··· RECORDS FOR PROCESSING

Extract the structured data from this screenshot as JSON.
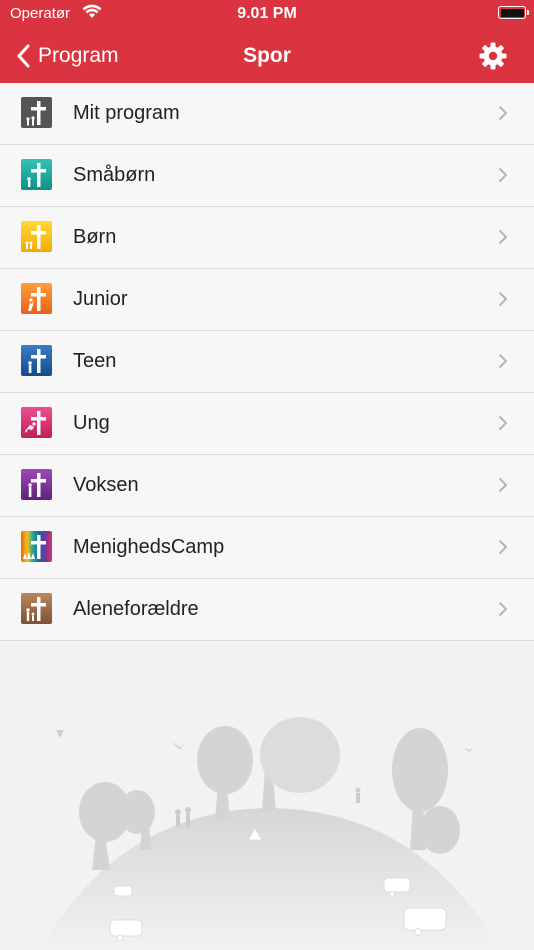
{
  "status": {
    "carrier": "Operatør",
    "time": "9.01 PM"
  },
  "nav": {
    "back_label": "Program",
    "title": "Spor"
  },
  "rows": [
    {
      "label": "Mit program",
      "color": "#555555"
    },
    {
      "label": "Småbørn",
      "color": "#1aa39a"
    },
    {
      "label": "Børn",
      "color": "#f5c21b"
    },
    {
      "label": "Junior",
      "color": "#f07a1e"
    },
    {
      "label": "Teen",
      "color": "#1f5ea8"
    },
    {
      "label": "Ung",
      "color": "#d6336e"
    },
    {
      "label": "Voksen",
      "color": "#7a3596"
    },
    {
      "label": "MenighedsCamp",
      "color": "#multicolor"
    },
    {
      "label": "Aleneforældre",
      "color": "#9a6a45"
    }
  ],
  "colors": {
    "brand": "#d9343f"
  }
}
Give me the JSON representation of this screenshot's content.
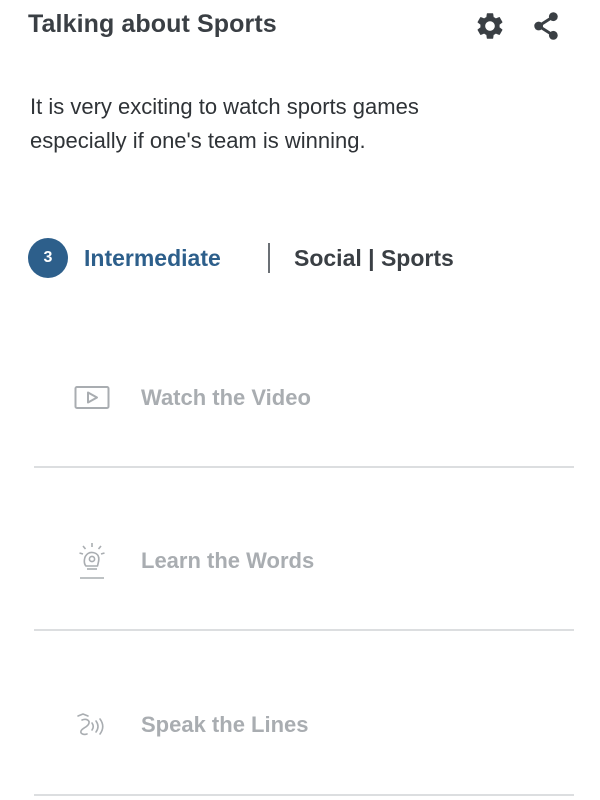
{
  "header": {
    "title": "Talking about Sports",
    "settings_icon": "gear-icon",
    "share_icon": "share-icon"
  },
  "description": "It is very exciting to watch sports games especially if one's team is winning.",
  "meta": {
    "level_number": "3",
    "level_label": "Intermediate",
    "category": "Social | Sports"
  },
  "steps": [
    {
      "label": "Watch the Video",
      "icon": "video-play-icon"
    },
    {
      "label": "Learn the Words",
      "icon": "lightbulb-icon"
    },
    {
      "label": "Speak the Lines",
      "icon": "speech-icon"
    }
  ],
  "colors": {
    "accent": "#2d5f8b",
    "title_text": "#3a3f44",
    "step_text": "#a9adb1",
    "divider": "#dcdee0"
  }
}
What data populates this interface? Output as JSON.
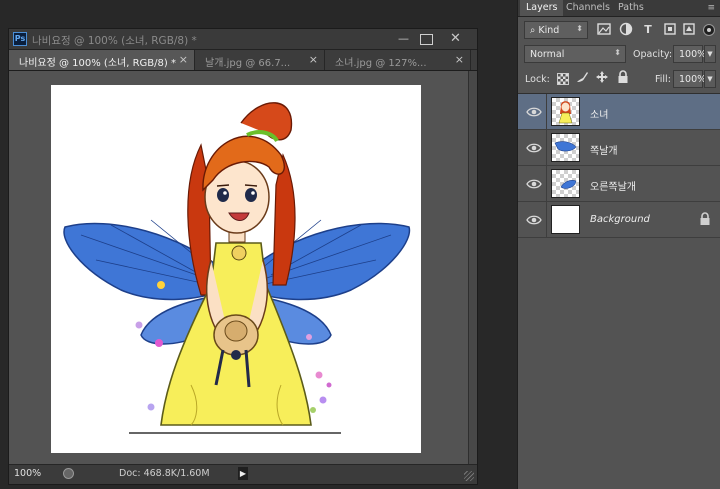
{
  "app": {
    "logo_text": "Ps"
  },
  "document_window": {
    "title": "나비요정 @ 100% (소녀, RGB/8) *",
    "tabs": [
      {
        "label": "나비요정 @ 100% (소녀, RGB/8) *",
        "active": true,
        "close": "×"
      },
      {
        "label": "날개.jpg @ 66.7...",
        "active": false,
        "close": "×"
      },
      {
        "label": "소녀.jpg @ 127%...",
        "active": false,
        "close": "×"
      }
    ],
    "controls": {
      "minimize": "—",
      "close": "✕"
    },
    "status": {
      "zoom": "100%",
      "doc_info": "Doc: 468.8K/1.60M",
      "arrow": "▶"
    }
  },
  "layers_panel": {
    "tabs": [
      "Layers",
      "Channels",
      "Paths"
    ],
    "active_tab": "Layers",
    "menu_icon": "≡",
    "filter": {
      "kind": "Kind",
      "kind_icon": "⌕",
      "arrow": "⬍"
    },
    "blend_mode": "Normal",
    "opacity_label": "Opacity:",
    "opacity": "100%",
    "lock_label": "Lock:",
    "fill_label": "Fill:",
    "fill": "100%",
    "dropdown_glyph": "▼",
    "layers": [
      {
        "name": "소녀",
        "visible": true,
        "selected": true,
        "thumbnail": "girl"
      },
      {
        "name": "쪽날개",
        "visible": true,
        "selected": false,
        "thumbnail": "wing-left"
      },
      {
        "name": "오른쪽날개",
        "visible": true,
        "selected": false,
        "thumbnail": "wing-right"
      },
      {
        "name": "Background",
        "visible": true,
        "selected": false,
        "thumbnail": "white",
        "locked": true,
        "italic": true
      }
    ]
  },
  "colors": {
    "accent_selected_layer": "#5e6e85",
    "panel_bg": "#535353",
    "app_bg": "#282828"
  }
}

······
··· RECORDS FOR PROCESSING

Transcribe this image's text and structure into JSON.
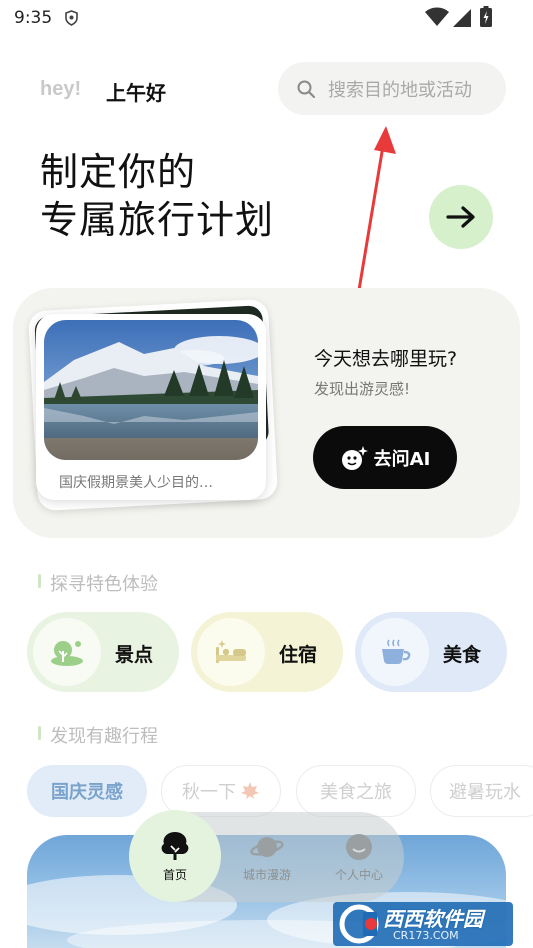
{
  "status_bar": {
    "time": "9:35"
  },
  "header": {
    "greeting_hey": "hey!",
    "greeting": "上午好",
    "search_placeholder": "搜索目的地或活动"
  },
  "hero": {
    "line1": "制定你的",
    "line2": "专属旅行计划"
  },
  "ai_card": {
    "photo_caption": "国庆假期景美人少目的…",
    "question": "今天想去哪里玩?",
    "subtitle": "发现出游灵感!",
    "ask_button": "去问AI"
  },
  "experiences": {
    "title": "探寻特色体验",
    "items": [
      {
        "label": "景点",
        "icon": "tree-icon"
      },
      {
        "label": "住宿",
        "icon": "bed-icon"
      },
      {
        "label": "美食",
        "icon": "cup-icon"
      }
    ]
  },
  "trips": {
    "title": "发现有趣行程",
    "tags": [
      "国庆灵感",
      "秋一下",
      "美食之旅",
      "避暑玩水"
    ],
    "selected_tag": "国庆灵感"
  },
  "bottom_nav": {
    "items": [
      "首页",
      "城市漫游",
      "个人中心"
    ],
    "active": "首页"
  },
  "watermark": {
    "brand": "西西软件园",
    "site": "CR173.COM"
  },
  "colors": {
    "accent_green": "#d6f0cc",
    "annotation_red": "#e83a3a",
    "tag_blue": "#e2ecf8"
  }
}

······
··· RECORDS FOR PROCESSING

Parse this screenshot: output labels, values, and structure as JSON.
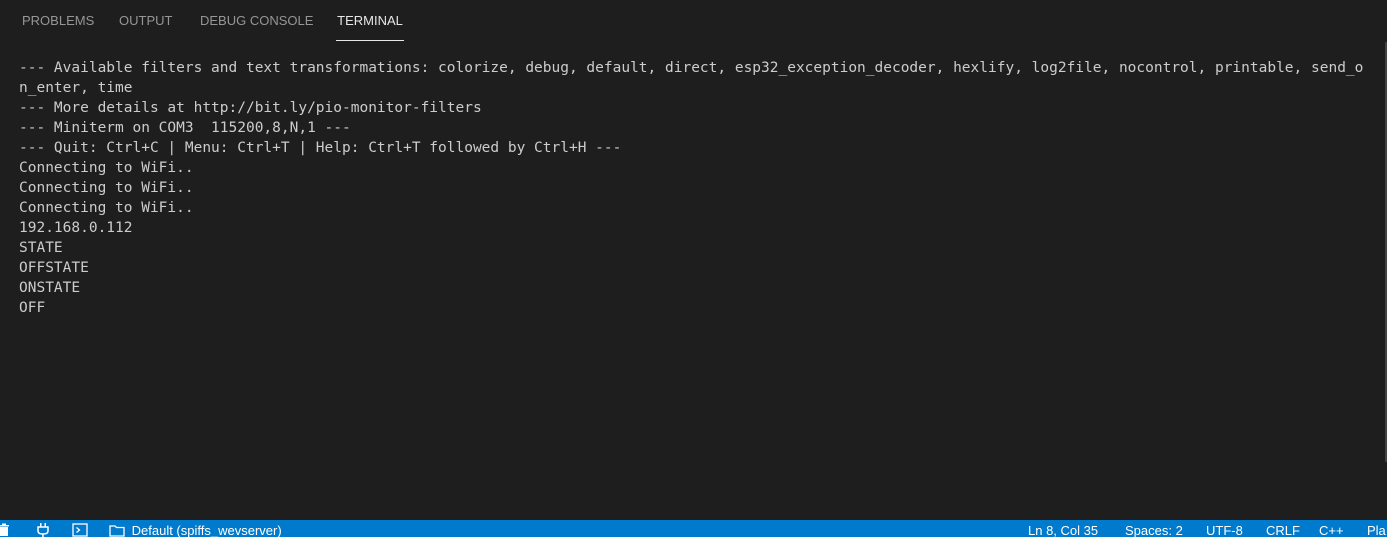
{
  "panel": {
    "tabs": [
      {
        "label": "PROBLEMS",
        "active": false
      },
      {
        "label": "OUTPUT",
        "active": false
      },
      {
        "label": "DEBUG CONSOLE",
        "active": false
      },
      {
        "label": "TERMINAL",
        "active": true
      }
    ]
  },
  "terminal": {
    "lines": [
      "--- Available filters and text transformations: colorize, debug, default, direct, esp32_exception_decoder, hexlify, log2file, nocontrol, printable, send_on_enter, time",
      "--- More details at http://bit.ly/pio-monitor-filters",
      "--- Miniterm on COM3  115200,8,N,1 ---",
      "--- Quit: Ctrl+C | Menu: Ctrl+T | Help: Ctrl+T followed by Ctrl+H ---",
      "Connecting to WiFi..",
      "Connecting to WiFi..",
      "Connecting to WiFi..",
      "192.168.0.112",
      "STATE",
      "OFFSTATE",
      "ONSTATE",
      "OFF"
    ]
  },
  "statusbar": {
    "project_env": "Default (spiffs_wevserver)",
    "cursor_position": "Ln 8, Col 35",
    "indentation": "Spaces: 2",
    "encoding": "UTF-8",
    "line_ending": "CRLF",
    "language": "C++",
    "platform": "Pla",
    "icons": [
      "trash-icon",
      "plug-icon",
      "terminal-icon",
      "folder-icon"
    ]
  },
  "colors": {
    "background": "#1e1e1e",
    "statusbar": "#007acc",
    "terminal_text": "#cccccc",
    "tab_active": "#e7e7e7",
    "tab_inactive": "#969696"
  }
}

······

Show all lines in the entries above where the word "JSON" appears.

Extract the structured data from this screenshot as JSON.
Give me the JSON representation of this screenshot's content.
What data populates this interface? Output as JSON.
Transcribe this image's text and structure into JSON.
Parse this screenshot: output labels, values, and structure as JSON.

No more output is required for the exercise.